### The exercise
Tally how many lines hold the string "onmicrosoft". Your reply should be that number alone.

[Items listed in a dataset]

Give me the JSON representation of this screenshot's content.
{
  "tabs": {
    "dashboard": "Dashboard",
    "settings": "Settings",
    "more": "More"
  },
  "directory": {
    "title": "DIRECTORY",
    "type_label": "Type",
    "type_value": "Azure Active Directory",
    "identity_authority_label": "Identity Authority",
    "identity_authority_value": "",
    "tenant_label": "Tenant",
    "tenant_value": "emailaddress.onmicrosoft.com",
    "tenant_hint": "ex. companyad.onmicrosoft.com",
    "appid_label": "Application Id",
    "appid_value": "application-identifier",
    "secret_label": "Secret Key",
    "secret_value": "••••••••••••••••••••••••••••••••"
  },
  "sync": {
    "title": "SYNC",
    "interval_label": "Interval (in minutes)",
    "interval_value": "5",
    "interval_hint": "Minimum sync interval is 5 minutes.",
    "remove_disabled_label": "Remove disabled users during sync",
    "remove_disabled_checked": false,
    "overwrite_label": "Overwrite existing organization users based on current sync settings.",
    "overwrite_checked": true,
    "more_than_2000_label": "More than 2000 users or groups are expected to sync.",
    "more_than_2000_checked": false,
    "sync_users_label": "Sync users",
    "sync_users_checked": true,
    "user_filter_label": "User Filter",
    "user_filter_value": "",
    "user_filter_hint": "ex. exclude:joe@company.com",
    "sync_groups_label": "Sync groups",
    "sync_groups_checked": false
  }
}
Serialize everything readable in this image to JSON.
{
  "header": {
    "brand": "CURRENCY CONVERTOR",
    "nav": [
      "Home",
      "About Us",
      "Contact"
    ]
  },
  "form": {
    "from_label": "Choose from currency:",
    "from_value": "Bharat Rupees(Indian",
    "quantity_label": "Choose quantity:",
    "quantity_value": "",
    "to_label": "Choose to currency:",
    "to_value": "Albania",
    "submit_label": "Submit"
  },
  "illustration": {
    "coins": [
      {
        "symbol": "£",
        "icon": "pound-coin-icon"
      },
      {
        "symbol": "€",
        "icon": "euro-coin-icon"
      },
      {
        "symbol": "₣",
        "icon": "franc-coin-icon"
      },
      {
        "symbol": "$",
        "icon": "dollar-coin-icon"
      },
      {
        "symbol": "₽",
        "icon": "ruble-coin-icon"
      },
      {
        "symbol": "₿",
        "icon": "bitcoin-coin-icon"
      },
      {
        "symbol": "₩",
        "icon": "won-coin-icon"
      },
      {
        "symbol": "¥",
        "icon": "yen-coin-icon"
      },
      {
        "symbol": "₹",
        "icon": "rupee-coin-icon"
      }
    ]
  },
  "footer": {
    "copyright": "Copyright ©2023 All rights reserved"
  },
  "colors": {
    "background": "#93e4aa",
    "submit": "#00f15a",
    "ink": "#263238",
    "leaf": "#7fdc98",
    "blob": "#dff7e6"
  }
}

### In response
2